[BEGIN]

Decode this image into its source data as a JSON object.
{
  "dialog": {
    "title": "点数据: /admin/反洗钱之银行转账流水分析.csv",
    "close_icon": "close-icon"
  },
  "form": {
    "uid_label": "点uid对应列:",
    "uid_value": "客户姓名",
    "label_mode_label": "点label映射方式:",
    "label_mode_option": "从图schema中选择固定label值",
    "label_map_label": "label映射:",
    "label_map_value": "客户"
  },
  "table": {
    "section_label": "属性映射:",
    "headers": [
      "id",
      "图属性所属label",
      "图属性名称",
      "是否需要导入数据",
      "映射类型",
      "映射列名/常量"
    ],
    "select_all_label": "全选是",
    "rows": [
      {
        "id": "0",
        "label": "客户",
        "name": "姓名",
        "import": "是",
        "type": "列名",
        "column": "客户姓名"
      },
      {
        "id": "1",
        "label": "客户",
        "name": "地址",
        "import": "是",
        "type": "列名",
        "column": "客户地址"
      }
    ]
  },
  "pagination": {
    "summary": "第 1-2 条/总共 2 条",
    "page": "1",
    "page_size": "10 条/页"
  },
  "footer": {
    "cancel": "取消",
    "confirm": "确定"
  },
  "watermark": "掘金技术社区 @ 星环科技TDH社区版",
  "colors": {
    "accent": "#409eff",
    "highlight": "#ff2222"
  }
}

[END]

= YOUR TASK =
Write the data back out verbatim.

= OUTPUT FOR THIS TASK =
Decode this image into its source data as a JSON object.
{
  "dialog": {
    "title": "点数据: /admin/反洗钱之银行转账流水分析.csv",
    "close_icon": "close-icon"
  },
  "form": {
    "uid_label": "点uid对应列:",
    "uid_value": "客户姓名",
    "label_mode_label": "点label映射方式:",
    "label_mode_option": "从图schema中选择固定label值",
    "label_map_label": "label映射:",
    "label_map_value": "客户"
  },
  "table": {
    "section_label": "属性映射:",
    "headers": [
      "id",
      "图属性所属label",
      "图属性名称",
      "是否需要导入数据",
      "映射类型",
      "映射列名/常量"
    ],
    "select_all_label": "全选是",
    "rows": [
      {
        "id": "0",
        "label": "客户",
        "name": "姓名",
        "import": "是",
        "type": "列名",
        "column": "客户姓名"
      },
      {
        "id": "1",
        "label": "客户",
        "name": "地址",
        "import": "是",
        "type": "列名",
        "column": "客户地址"
      }
    ]
  },
  "pagination": {
    "summary": "第 1-2 条/总共 2 条",
    "page": "1",
    "page_size": "10 条/页"
  },
  "footer": {
    "cancel": "取消",
    "confirm": "确定"
  },
  "watermark": "掘金技术社区 @ 星环科技TDH社区版",
  "colors": {
    "accent": "#409eff",
    "highlight": "#ff2222"
  }
}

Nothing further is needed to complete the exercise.